Your objective — A line counts if it contains the word "JSON" at least once. State how many such lines the records contain, giving the number alone.

Dataset rows —

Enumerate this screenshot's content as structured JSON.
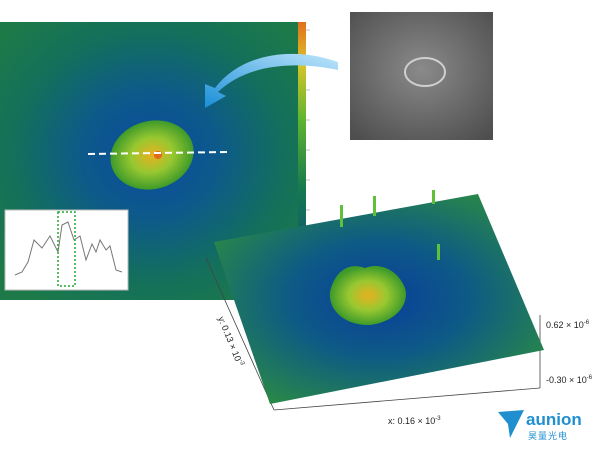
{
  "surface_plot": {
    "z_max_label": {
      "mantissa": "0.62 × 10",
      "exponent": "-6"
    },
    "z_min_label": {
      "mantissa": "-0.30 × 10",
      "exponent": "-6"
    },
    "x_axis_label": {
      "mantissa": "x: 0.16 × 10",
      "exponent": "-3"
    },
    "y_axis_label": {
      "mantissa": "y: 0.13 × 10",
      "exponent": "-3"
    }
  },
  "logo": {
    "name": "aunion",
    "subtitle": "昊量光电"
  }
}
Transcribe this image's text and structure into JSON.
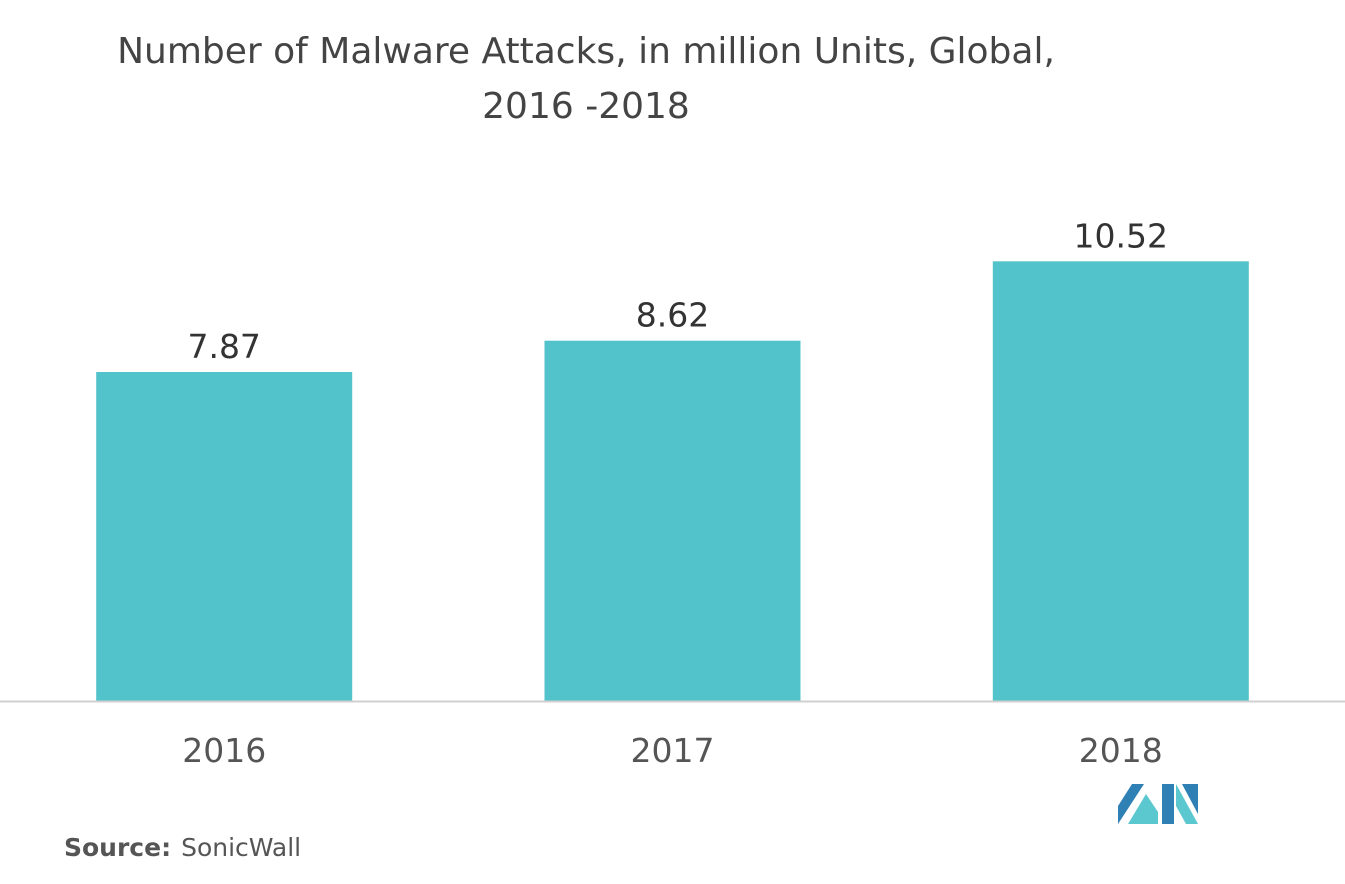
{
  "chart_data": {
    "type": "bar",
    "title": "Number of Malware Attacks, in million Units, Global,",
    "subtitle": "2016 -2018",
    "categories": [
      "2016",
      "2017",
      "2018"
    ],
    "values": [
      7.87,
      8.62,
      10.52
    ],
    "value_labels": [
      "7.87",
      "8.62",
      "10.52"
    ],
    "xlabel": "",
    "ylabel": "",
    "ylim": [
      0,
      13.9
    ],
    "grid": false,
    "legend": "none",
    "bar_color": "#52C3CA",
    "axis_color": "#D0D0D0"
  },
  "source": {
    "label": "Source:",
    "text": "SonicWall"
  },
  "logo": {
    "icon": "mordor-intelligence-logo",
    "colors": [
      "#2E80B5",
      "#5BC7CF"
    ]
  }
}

---

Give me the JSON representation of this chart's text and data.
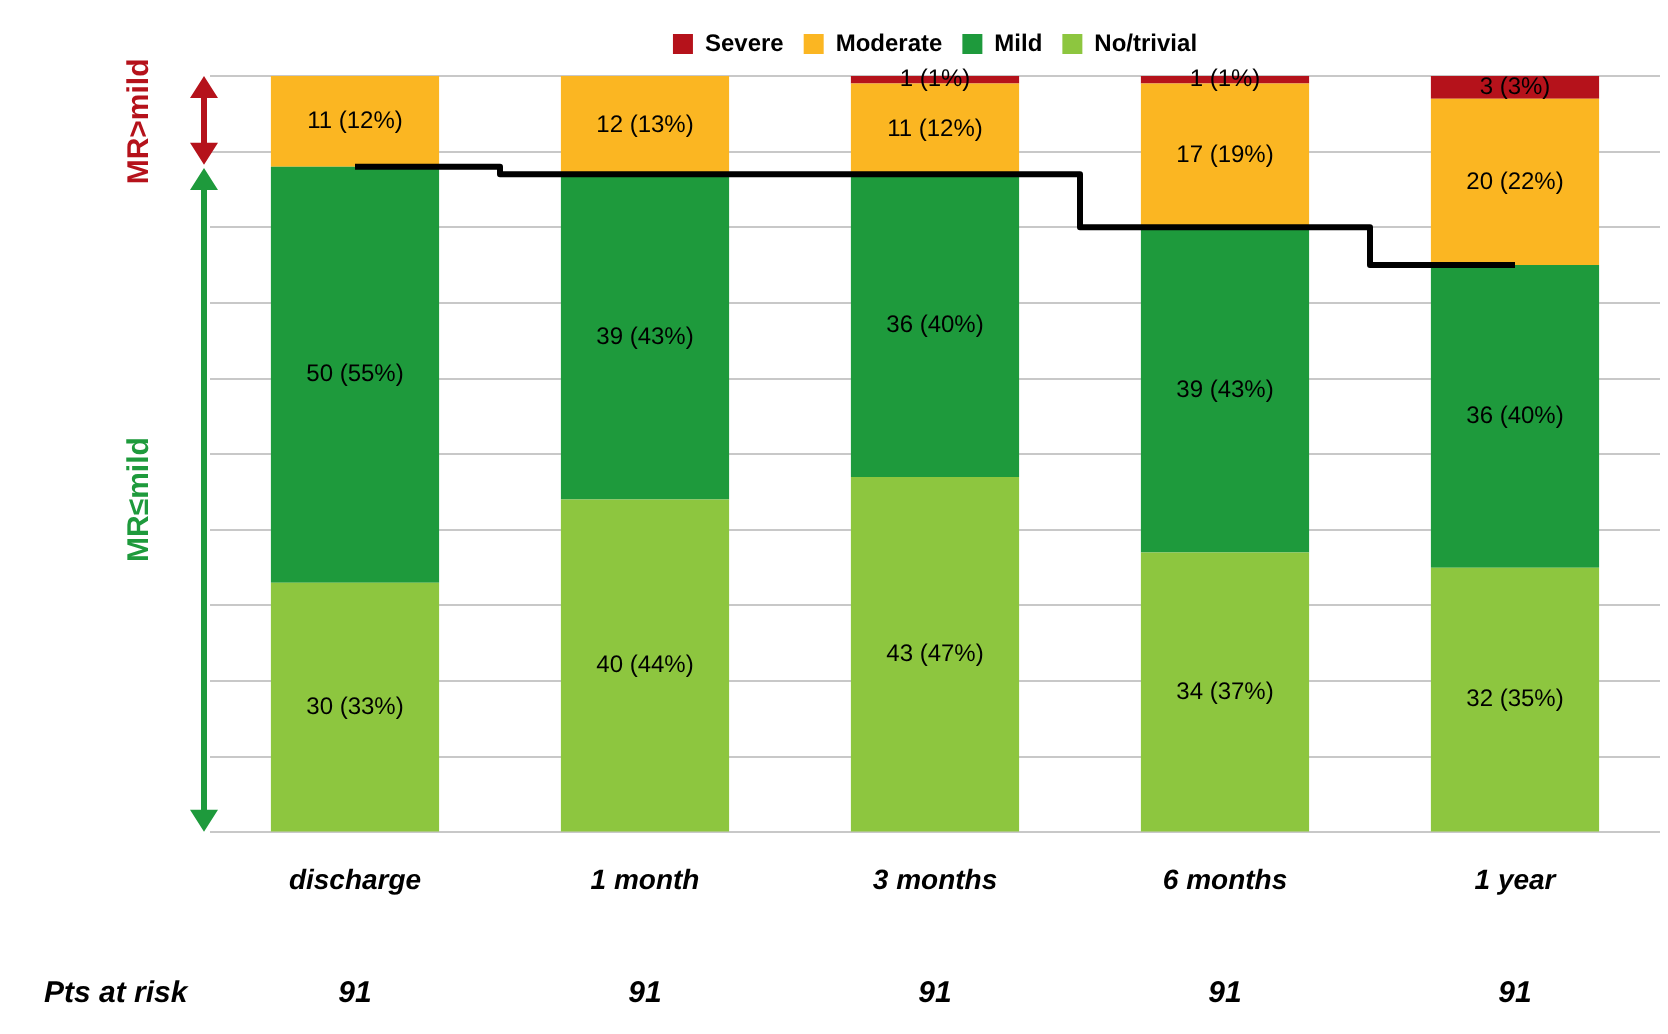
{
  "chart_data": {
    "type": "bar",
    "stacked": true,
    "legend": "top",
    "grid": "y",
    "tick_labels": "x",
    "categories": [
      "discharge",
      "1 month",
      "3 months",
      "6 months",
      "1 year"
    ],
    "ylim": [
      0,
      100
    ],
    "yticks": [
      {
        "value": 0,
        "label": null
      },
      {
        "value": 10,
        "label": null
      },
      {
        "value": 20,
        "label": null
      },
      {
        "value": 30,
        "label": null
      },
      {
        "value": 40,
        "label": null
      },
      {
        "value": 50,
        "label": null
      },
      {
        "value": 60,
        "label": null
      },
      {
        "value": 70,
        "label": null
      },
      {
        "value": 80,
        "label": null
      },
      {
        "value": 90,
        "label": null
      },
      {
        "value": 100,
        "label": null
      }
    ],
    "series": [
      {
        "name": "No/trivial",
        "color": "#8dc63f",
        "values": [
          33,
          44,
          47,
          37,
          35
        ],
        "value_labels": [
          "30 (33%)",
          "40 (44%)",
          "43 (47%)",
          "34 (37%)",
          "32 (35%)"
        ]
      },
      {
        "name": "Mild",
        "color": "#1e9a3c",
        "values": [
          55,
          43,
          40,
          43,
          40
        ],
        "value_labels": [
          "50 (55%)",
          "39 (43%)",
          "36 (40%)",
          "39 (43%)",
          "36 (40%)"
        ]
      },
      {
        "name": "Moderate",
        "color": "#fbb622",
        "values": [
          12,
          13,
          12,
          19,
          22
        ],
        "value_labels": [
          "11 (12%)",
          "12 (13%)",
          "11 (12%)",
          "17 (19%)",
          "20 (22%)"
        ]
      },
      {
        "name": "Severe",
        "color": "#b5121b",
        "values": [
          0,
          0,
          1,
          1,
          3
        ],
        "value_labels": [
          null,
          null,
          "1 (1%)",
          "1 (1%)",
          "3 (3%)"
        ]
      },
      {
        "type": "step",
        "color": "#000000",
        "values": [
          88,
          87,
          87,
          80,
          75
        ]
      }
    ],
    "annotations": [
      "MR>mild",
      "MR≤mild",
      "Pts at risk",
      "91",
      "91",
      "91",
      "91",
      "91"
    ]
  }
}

==

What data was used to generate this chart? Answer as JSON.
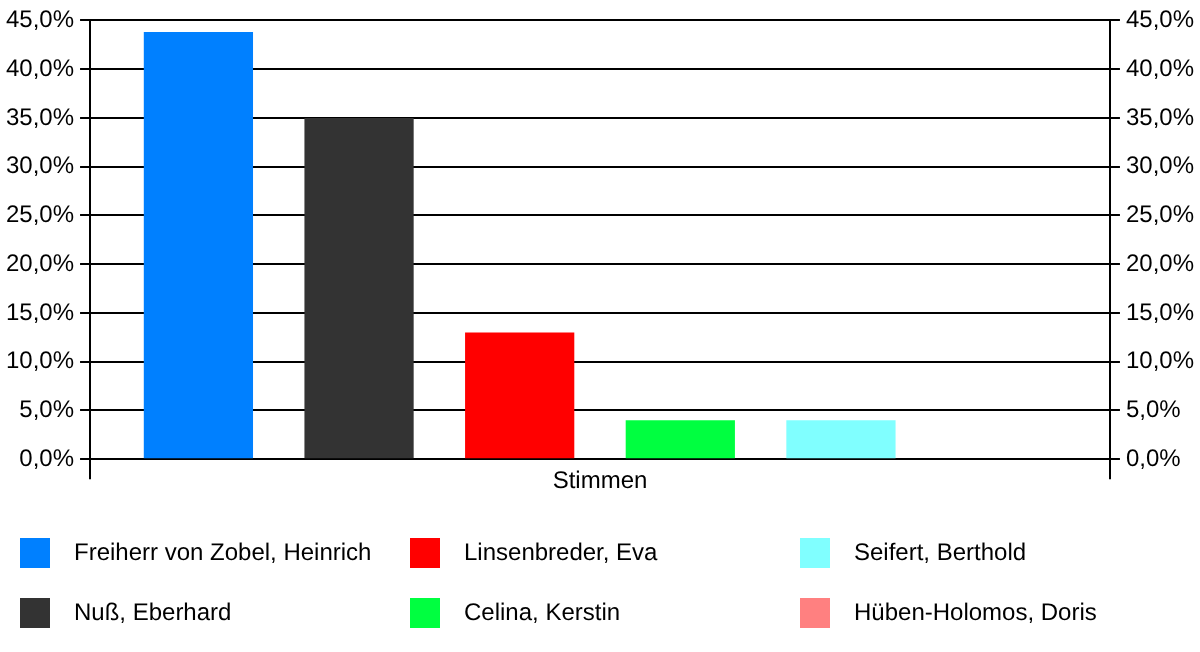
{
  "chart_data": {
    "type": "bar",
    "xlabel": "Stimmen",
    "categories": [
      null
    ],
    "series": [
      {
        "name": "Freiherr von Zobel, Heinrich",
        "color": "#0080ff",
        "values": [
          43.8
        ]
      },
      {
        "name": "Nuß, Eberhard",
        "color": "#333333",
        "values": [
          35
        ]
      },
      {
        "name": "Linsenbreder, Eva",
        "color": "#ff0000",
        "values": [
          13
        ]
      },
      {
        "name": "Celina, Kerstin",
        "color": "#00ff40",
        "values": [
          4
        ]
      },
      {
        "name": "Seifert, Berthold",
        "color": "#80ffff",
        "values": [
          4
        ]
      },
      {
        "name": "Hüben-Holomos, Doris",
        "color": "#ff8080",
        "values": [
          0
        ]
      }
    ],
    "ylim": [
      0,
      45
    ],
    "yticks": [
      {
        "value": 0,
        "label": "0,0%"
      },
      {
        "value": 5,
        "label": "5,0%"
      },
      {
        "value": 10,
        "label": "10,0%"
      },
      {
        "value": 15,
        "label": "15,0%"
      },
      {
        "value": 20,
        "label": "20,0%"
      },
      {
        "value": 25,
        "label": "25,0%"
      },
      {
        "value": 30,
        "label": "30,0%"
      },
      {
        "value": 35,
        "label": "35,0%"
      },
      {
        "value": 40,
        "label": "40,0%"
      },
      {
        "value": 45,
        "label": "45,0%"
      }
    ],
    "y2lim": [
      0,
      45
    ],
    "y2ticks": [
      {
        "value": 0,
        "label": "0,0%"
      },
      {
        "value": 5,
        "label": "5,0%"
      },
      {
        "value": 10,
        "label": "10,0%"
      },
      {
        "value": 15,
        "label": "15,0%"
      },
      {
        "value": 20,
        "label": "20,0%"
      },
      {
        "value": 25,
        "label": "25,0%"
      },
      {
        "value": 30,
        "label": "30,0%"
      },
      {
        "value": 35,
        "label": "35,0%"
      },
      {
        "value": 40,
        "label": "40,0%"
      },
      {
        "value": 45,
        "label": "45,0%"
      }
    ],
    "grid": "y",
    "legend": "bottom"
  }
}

Result of the exercise — 4